Track down every line below that holds "this" and copy it.

[Listing]
..........
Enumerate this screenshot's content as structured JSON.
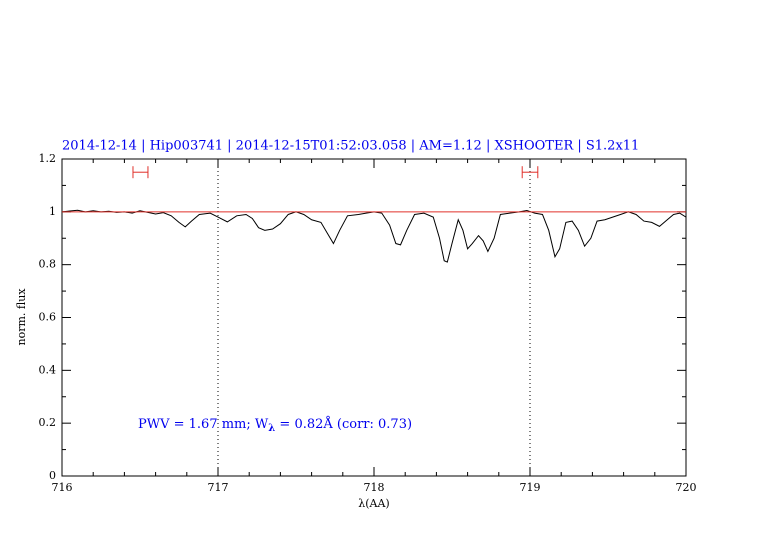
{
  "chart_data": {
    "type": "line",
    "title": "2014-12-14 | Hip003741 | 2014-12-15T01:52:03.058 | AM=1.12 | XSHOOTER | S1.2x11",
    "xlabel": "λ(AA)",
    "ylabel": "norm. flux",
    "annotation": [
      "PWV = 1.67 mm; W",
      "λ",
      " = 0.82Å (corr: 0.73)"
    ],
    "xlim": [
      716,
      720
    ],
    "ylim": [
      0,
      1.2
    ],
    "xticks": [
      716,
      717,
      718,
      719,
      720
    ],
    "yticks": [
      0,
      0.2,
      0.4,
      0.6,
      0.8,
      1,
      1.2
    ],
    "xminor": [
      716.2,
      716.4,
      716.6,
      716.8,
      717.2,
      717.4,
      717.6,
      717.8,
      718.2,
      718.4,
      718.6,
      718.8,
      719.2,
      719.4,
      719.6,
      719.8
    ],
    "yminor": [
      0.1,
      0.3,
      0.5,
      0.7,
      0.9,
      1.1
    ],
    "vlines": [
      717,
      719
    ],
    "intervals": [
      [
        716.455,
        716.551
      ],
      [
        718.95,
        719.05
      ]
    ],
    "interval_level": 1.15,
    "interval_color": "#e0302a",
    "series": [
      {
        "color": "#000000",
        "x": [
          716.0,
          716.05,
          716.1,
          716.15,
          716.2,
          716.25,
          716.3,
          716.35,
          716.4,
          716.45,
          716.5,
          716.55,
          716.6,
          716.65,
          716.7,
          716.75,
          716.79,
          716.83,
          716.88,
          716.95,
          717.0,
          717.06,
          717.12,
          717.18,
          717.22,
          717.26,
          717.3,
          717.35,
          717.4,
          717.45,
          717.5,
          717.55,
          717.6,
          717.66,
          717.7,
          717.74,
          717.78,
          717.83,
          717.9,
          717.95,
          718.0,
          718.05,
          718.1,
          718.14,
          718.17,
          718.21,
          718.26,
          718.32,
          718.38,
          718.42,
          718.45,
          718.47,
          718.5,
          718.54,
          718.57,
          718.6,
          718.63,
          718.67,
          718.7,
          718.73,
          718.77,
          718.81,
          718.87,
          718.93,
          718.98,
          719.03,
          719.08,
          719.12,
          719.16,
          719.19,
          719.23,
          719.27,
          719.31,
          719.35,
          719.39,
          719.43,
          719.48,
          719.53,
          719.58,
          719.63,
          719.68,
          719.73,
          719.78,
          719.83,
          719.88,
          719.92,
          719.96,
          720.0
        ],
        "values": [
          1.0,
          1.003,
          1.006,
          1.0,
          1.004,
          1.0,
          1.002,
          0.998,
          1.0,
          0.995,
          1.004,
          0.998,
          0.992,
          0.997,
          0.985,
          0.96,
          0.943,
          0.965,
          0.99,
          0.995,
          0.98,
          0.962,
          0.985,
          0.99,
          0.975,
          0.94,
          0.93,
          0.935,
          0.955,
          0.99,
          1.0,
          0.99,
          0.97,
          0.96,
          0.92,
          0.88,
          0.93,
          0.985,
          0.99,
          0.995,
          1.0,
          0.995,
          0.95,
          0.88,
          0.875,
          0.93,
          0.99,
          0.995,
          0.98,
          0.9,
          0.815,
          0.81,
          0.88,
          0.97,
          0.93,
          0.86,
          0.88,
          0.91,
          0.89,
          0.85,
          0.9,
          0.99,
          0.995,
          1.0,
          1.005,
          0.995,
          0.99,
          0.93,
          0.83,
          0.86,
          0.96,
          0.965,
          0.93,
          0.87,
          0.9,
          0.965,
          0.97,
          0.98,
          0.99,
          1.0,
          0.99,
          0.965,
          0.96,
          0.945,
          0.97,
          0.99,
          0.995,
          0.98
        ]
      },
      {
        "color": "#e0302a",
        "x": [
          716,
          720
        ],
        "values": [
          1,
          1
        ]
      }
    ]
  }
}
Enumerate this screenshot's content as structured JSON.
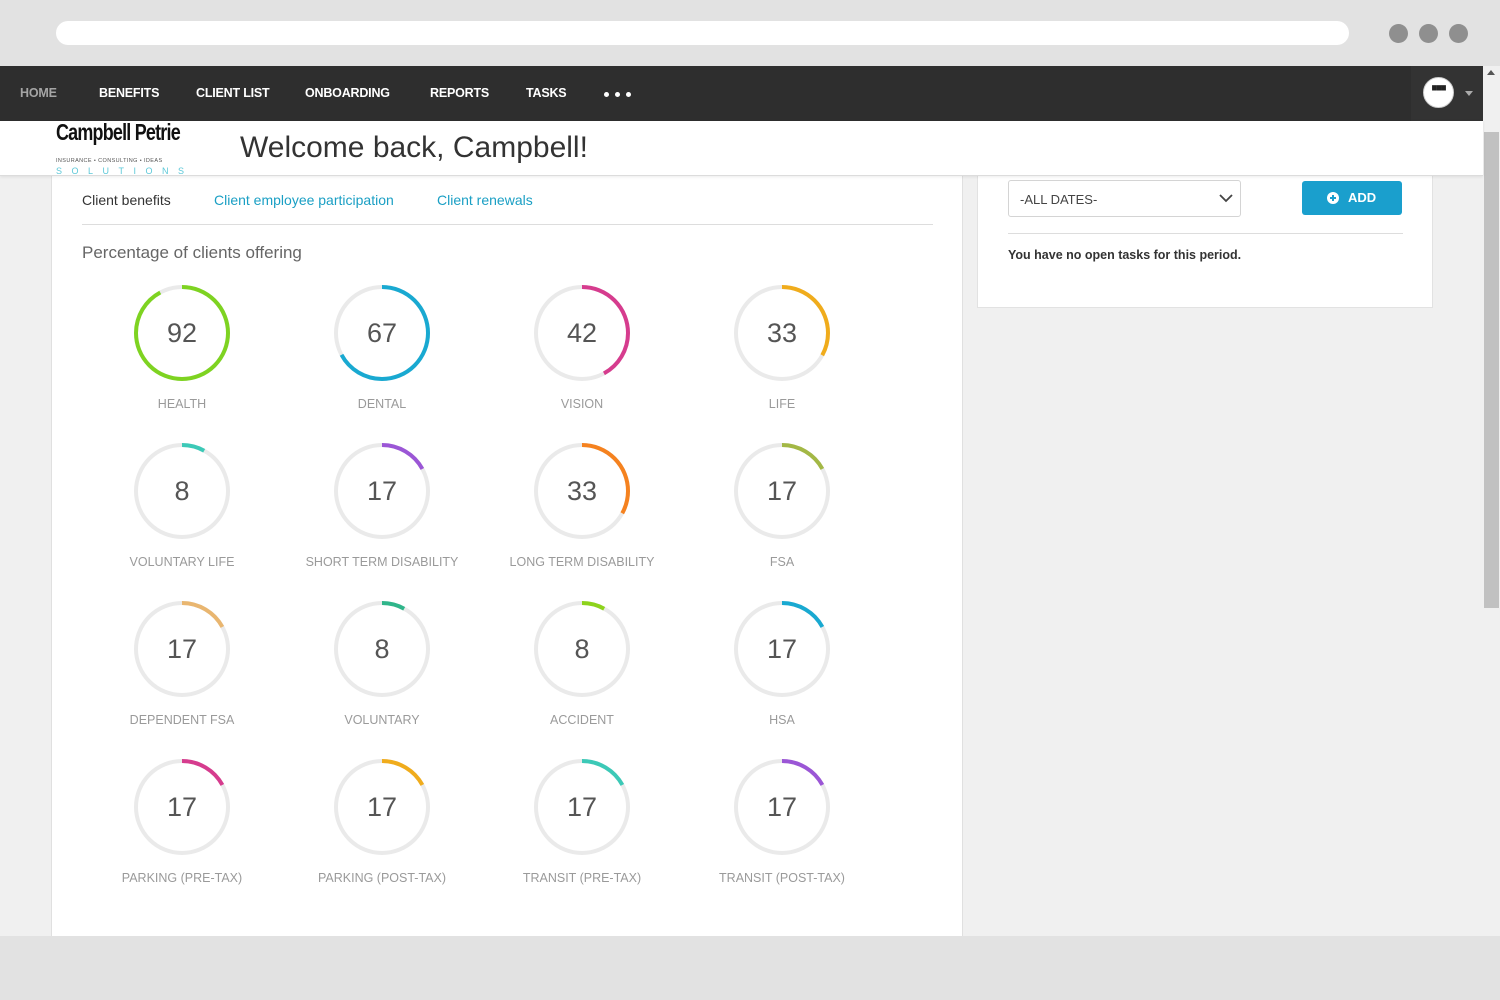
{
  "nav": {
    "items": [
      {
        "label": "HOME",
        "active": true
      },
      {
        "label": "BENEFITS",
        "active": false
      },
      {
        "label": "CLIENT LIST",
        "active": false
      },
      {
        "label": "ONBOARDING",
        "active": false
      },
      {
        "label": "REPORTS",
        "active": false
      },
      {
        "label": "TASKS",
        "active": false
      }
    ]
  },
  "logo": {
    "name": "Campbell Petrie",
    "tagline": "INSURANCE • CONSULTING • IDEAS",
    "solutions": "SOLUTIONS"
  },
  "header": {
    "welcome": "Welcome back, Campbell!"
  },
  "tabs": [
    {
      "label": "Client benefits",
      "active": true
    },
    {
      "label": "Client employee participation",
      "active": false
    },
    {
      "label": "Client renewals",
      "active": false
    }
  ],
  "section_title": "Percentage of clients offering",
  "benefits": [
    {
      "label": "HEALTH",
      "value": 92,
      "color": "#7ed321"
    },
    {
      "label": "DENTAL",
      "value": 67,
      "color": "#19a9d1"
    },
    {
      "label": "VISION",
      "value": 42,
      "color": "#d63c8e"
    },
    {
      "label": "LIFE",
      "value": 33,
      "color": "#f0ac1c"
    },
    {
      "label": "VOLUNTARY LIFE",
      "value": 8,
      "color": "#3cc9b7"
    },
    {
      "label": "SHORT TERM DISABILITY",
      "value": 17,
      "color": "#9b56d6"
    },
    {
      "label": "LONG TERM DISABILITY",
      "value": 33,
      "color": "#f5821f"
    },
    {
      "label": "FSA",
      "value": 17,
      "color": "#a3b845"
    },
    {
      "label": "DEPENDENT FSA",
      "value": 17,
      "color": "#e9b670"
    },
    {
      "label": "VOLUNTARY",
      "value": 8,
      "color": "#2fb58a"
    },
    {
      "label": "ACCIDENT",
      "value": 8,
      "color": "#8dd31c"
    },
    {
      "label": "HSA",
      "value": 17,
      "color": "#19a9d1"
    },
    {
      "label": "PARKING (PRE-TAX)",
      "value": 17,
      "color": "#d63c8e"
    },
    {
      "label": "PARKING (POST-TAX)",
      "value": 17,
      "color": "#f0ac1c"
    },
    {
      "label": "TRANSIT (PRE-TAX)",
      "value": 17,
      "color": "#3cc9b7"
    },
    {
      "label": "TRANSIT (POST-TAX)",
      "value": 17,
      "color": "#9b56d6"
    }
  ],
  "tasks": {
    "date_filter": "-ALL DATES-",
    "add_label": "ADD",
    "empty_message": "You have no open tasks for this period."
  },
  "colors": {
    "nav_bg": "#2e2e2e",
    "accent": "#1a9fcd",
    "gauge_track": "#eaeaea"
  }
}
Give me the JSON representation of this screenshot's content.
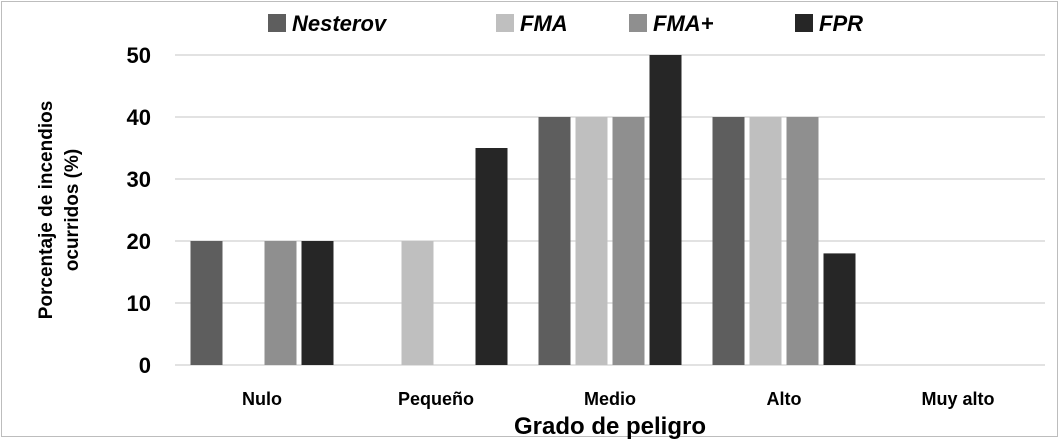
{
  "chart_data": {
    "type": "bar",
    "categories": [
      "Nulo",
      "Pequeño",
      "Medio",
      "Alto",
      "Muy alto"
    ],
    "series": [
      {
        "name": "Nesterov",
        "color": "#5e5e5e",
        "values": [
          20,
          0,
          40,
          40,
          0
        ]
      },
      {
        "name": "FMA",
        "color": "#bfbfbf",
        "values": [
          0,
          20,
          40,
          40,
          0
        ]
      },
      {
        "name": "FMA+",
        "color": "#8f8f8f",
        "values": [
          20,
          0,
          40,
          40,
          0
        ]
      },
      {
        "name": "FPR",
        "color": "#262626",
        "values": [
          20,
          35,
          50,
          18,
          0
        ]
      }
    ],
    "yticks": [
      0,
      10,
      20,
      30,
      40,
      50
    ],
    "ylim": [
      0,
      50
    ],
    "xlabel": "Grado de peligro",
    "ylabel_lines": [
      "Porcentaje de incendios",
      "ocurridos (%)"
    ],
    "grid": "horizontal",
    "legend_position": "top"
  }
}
..........
[Exercise solution]
Enumerate this screenshot's content as structured JSON.
Enumerate this screenshot's content as structured JSON.
    "empty_message": "You have no open tasks for this period."
Give me the JSON representation of this screenshot's content.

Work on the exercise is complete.